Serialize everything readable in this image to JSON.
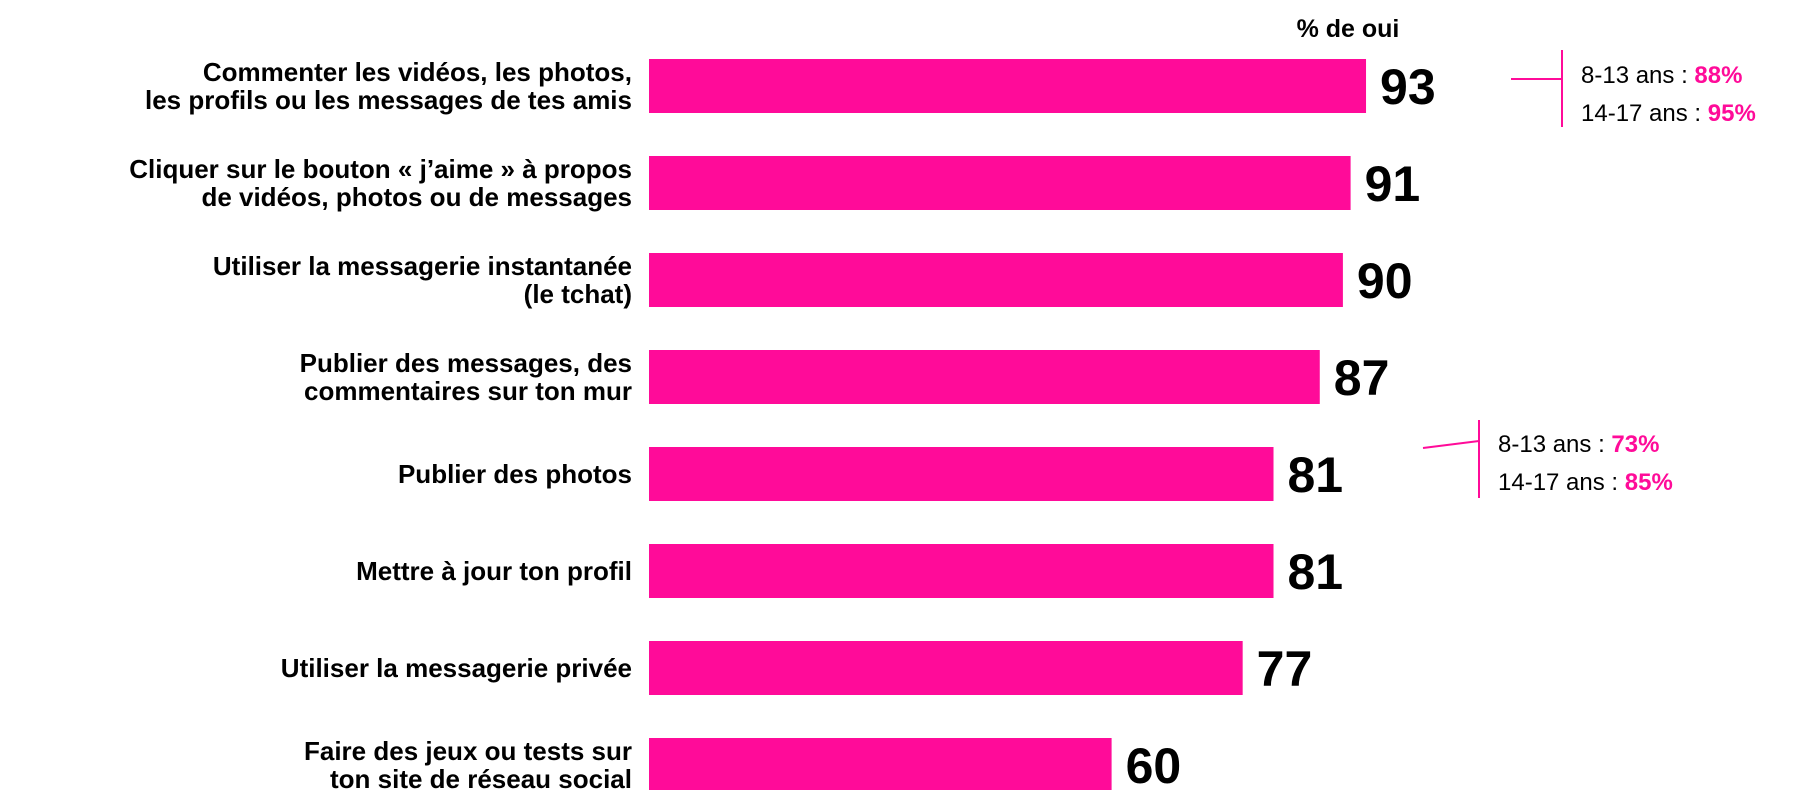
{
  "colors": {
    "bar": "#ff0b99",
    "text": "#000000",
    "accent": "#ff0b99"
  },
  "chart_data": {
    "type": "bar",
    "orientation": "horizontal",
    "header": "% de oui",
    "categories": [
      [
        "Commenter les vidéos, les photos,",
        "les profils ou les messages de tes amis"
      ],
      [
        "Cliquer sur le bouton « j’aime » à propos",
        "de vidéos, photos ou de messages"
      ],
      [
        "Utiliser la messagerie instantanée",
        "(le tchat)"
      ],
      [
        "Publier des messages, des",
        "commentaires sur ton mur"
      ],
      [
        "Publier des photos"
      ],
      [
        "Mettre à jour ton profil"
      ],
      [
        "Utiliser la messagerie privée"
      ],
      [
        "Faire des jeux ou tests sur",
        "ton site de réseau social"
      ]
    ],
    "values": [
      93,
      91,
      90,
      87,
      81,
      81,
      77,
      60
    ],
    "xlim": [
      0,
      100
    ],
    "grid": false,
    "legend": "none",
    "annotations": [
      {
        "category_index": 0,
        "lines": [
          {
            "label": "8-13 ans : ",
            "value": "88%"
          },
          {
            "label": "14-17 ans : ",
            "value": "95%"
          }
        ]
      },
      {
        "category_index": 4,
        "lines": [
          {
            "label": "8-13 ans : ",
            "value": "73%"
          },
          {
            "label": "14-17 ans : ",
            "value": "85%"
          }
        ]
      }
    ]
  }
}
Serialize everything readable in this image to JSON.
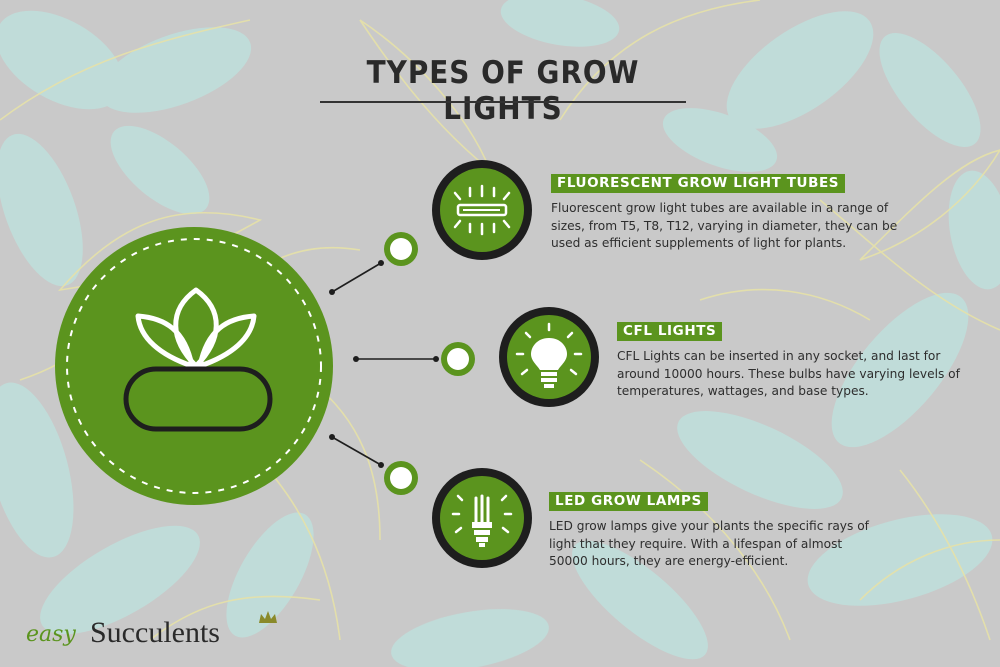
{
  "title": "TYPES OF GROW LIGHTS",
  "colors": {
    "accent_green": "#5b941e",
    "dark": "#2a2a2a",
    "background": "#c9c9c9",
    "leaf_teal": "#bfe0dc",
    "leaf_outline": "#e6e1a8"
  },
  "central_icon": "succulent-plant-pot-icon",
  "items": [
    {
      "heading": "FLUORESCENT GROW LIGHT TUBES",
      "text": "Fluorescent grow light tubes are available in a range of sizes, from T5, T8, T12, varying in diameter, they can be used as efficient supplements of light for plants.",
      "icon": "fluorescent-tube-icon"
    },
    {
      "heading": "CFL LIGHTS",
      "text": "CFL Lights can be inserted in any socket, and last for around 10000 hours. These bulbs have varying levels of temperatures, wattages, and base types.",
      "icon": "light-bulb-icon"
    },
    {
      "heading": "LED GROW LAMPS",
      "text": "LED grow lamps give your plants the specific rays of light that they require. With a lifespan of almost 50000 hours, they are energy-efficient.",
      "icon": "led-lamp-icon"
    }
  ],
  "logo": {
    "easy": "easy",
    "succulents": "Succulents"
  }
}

____________

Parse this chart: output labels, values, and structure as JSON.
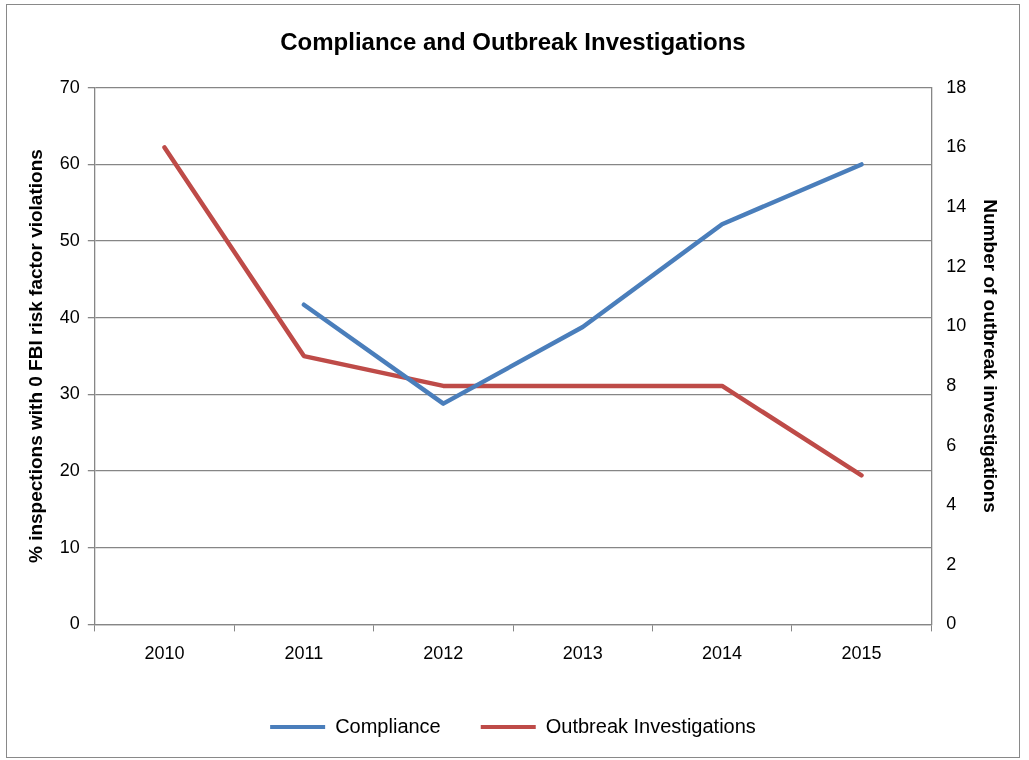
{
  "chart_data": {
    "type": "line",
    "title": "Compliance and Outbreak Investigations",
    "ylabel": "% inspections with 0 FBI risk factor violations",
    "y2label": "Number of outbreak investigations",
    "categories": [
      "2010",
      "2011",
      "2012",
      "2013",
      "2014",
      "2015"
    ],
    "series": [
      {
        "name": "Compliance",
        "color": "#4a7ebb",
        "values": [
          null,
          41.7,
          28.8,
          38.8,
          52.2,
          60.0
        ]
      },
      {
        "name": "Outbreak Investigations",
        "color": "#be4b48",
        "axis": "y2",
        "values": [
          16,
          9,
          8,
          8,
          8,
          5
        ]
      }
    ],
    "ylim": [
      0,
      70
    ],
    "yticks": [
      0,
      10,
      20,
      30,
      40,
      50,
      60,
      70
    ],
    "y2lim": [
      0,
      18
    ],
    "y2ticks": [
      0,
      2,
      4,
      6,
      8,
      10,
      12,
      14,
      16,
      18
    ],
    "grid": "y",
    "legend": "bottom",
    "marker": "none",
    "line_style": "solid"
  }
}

____________

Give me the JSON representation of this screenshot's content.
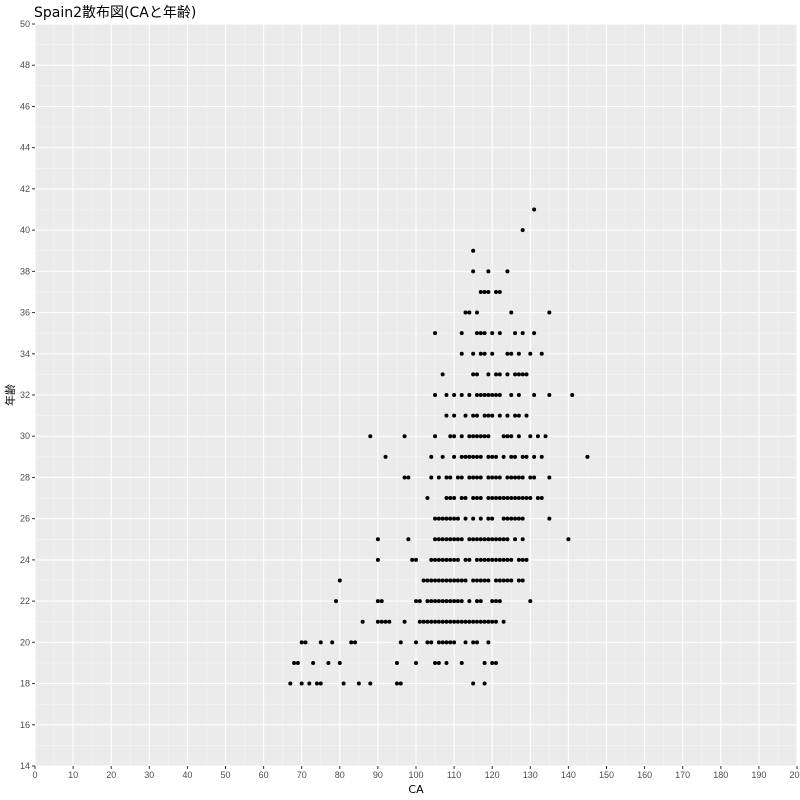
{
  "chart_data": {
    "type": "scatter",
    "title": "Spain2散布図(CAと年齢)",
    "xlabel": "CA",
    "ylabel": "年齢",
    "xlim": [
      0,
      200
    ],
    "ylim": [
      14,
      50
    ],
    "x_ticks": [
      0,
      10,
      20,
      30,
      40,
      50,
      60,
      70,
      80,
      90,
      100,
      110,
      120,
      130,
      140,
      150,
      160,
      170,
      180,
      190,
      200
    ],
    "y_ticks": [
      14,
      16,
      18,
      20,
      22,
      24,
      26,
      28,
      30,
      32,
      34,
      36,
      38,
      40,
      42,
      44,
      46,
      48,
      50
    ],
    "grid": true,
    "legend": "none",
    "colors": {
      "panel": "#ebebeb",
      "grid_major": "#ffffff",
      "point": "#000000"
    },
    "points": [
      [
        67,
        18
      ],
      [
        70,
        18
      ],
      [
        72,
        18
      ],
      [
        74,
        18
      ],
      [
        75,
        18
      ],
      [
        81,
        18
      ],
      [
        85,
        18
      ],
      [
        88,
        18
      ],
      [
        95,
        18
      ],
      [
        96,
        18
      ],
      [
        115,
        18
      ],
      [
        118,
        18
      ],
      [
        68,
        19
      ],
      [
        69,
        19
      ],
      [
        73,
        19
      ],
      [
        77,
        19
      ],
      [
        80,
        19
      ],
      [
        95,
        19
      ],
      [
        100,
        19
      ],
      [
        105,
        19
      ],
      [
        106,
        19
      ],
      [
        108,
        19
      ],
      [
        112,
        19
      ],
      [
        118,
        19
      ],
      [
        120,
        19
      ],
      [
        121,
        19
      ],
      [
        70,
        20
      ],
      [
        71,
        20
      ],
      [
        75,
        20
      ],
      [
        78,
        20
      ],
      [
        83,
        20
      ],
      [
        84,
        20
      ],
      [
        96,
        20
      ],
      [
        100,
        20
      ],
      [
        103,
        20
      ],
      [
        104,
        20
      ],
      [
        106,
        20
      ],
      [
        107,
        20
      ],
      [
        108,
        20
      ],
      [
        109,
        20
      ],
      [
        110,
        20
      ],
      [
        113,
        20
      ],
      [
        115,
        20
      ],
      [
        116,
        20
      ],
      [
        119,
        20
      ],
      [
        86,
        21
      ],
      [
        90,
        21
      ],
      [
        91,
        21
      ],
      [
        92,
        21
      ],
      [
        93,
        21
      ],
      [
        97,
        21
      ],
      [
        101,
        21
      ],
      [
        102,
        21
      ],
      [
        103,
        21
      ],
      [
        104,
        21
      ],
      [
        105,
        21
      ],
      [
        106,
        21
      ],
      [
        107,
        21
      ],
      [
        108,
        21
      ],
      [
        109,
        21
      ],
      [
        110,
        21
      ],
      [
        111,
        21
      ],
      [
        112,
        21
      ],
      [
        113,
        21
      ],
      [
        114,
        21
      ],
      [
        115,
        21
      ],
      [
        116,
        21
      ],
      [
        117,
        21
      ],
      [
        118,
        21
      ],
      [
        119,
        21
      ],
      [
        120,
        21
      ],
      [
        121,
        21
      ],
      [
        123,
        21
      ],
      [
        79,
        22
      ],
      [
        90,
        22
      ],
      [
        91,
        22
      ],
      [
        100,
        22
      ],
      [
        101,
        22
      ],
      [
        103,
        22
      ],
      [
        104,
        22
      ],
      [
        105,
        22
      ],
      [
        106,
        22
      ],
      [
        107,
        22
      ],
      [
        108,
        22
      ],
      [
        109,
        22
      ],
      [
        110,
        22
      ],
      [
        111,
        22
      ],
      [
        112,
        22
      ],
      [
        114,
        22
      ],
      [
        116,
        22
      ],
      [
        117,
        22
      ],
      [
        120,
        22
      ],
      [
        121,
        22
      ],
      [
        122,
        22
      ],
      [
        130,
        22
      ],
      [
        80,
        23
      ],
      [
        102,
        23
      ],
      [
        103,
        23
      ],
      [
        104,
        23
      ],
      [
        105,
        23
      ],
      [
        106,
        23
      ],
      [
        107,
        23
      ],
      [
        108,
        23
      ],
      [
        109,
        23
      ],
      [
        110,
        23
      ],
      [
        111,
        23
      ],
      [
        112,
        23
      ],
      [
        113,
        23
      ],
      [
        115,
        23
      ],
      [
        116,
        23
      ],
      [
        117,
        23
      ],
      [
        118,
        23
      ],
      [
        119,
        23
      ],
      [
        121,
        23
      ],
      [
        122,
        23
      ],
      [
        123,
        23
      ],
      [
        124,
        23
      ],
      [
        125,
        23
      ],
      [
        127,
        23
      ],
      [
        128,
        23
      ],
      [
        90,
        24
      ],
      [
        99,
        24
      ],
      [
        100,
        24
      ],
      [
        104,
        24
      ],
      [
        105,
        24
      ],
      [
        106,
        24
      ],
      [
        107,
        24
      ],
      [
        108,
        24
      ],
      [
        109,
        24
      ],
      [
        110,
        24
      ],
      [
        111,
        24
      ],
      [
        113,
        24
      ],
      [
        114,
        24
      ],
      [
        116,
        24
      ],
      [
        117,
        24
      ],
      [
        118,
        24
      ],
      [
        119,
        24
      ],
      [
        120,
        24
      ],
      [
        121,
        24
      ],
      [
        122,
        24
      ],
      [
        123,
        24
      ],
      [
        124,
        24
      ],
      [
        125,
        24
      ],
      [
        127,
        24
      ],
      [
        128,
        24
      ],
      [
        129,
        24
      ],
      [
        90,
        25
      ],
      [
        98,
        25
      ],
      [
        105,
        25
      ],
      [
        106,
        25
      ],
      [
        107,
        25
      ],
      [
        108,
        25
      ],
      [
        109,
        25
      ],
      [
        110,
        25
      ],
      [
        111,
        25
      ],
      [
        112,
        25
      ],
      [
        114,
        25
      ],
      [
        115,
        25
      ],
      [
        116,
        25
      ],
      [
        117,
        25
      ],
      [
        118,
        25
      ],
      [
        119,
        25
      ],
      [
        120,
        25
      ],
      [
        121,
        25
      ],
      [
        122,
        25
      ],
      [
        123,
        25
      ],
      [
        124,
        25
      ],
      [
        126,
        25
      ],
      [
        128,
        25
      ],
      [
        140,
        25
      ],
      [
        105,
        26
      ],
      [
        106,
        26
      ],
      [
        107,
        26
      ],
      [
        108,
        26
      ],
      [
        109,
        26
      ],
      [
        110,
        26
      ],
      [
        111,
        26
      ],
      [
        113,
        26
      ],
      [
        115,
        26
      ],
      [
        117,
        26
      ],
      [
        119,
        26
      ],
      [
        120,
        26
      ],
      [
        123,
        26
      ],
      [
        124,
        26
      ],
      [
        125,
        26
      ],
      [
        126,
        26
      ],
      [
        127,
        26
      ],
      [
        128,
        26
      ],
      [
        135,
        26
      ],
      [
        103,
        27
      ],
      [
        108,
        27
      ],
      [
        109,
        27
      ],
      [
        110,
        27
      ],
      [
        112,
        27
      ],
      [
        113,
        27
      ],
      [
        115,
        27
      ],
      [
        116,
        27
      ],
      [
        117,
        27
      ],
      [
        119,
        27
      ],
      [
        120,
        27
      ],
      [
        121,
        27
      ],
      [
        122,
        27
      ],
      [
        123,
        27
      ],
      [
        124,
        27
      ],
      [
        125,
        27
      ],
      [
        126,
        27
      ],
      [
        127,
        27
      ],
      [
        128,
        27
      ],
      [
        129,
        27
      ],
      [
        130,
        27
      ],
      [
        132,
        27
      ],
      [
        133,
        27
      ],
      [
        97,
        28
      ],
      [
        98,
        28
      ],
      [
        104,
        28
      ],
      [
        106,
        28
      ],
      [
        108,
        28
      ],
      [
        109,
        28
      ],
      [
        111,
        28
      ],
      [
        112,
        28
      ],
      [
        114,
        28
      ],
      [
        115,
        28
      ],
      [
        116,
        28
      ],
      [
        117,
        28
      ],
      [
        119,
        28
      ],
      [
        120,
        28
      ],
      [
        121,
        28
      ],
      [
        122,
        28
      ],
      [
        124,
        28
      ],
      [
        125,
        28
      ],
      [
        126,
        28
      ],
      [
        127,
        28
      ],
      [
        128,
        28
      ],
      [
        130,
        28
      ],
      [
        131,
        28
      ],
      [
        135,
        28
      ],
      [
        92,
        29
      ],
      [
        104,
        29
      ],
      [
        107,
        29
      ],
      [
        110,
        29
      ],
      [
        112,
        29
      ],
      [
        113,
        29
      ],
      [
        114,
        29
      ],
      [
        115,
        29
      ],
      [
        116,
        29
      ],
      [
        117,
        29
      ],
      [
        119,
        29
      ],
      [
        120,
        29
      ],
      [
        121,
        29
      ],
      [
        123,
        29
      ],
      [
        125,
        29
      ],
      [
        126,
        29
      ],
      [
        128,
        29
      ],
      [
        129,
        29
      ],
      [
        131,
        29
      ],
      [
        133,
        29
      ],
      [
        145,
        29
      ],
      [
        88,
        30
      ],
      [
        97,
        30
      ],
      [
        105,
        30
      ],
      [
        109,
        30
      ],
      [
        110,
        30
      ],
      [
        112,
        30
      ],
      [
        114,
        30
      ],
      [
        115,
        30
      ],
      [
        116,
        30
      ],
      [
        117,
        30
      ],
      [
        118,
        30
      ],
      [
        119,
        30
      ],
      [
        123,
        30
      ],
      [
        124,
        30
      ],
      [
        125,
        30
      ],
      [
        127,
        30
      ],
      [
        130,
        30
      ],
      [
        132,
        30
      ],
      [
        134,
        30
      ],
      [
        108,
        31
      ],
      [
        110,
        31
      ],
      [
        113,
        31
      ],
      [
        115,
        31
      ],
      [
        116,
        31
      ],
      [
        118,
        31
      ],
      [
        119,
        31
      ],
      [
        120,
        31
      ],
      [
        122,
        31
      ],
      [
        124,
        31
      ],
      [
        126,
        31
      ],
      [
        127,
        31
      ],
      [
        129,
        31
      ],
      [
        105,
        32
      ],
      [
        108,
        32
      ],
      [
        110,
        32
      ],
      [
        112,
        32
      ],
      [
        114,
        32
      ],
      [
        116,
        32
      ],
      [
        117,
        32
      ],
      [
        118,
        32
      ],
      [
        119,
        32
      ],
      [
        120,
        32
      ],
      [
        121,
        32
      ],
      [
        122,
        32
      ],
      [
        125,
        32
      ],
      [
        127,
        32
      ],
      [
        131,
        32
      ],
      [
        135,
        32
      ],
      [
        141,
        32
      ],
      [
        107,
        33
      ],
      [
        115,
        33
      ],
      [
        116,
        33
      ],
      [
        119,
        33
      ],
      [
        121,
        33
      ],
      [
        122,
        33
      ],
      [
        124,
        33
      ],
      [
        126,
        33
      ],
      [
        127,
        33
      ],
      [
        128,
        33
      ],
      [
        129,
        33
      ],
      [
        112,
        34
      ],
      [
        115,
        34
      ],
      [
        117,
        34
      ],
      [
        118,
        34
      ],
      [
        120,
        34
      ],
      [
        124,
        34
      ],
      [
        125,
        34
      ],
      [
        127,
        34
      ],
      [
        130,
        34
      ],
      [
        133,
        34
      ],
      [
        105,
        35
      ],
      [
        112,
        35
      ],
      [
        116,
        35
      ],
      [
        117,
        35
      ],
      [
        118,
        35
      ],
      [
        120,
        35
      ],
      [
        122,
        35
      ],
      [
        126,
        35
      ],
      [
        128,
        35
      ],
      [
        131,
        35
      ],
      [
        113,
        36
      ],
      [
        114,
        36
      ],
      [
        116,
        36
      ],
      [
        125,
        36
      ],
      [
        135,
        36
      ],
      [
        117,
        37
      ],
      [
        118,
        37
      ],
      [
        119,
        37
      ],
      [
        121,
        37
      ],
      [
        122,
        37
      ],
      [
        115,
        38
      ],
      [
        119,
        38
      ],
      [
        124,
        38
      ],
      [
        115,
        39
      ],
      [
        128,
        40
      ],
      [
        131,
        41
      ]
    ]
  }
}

____________

### [What this task involves]
Look through the listing above. Pick out each line with "name" and copy it.

### [Answer to this problem]
        "name": "Compliance",
        "name": "Outbreak Investigations",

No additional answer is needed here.